* **WHAT THE TASK REQUIRES**
Copy each line of the data below with the word "title".

* **INFORMATION GIVEN**
— begin —

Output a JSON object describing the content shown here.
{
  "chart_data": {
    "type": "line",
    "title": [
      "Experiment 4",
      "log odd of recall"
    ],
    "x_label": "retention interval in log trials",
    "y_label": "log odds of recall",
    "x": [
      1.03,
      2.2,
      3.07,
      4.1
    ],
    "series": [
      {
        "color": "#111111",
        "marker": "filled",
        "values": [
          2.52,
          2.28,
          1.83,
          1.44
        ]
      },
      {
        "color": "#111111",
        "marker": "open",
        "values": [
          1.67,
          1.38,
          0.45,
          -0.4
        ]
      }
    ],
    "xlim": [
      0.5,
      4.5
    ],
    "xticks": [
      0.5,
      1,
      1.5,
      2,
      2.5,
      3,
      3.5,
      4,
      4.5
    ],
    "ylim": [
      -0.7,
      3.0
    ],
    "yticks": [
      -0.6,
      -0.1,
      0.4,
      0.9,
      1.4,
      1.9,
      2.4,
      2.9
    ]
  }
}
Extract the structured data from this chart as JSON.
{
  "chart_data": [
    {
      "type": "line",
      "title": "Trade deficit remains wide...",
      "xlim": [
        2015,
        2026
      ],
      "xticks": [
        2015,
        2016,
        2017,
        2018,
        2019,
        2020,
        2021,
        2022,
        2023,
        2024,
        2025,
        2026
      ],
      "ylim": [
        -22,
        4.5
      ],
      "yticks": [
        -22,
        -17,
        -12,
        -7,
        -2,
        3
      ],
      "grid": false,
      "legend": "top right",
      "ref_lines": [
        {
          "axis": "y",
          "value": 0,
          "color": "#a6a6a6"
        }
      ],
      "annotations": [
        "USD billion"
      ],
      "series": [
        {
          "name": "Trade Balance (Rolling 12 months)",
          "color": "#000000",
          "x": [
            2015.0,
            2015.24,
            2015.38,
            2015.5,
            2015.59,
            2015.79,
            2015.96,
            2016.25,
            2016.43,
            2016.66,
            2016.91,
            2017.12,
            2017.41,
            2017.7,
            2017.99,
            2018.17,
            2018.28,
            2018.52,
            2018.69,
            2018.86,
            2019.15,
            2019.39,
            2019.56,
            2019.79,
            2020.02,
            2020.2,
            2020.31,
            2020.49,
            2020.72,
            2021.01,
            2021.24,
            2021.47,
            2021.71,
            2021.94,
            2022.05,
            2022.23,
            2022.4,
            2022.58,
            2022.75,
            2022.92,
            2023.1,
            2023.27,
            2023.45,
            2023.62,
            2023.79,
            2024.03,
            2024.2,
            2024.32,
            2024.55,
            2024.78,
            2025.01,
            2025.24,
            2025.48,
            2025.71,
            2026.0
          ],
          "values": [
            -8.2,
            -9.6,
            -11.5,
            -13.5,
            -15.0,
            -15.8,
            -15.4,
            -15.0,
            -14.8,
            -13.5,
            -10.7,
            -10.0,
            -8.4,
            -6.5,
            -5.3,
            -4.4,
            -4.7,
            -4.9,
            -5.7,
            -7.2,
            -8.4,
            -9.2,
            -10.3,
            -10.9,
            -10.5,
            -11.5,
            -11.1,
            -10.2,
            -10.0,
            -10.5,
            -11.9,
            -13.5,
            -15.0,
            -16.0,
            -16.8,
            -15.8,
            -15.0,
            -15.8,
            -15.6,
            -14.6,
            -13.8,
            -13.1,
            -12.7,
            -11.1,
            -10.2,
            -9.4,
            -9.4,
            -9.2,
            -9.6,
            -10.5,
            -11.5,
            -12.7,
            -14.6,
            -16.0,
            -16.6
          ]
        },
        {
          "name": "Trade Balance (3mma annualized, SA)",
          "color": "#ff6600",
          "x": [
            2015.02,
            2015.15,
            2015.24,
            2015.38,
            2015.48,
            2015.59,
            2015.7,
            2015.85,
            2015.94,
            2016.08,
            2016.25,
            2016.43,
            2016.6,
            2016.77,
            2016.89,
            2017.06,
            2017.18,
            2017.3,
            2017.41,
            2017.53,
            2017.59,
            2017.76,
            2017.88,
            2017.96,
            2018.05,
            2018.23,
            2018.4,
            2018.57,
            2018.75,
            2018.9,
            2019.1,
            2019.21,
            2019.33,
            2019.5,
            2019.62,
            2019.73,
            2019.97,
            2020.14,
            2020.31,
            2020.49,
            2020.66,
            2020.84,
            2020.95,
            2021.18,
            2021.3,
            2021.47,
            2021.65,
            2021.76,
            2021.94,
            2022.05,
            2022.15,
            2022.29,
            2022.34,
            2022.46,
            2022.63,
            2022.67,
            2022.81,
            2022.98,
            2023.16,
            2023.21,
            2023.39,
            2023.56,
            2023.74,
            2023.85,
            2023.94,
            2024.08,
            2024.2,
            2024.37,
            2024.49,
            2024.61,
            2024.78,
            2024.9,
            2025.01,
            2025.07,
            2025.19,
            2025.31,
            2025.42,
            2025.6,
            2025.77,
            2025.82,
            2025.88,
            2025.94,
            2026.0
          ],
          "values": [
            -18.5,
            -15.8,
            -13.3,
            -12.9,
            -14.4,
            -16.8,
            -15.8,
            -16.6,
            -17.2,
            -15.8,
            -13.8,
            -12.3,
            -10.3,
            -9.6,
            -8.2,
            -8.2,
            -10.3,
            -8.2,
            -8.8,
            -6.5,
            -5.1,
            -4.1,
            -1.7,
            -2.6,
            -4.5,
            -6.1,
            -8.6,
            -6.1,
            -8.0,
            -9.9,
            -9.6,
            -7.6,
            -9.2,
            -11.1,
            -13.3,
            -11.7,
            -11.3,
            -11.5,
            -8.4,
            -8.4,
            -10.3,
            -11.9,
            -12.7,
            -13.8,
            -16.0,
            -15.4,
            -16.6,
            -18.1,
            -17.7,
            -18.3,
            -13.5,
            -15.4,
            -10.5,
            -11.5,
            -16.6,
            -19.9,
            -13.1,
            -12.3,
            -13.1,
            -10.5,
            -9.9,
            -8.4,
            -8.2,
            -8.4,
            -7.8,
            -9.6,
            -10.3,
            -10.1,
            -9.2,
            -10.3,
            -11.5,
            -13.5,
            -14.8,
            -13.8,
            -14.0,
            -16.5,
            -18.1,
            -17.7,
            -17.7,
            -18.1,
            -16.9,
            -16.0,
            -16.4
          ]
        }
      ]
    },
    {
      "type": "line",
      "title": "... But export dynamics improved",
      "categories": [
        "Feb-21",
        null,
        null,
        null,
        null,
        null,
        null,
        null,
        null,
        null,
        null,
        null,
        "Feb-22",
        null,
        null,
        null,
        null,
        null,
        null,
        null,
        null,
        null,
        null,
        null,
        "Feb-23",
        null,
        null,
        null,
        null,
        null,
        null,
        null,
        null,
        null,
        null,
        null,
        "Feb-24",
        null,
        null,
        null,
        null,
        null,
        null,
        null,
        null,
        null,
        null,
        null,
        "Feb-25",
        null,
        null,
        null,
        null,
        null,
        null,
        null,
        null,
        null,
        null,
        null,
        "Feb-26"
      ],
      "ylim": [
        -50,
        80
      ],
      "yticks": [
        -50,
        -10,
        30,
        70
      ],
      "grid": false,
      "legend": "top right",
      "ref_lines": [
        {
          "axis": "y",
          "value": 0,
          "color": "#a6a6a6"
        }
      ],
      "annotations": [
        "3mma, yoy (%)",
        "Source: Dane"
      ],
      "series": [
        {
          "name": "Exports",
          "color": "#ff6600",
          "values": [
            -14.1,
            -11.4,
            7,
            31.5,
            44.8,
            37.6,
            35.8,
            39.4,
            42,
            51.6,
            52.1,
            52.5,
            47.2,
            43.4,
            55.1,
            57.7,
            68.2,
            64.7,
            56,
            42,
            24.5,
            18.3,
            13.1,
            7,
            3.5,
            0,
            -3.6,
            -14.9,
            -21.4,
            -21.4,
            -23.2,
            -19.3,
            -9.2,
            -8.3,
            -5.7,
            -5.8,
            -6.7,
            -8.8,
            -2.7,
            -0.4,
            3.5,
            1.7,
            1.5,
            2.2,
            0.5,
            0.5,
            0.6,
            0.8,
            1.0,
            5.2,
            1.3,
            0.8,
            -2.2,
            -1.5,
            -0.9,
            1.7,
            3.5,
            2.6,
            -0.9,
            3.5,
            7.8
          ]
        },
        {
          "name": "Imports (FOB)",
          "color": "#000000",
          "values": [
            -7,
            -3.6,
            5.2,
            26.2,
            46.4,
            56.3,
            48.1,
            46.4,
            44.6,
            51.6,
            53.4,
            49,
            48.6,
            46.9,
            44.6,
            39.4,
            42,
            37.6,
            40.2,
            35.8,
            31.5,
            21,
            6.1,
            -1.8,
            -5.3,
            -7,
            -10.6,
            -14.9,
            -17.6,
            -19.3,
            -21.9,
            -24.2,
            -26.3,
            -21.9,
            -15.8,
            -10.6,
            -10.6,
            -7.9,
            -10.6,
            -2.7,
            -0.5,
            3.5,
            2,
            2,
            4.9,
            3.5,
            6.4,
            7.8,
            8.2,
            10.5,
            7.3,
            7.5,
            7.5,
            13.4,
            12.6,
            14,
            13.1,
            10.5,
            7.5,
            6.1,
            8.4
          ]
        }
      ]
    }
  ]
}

— end —

* **THE RESULT**
    "title": [
      "title": "Trade deficit remains wide...",
      "title": "... But export dynamics improved",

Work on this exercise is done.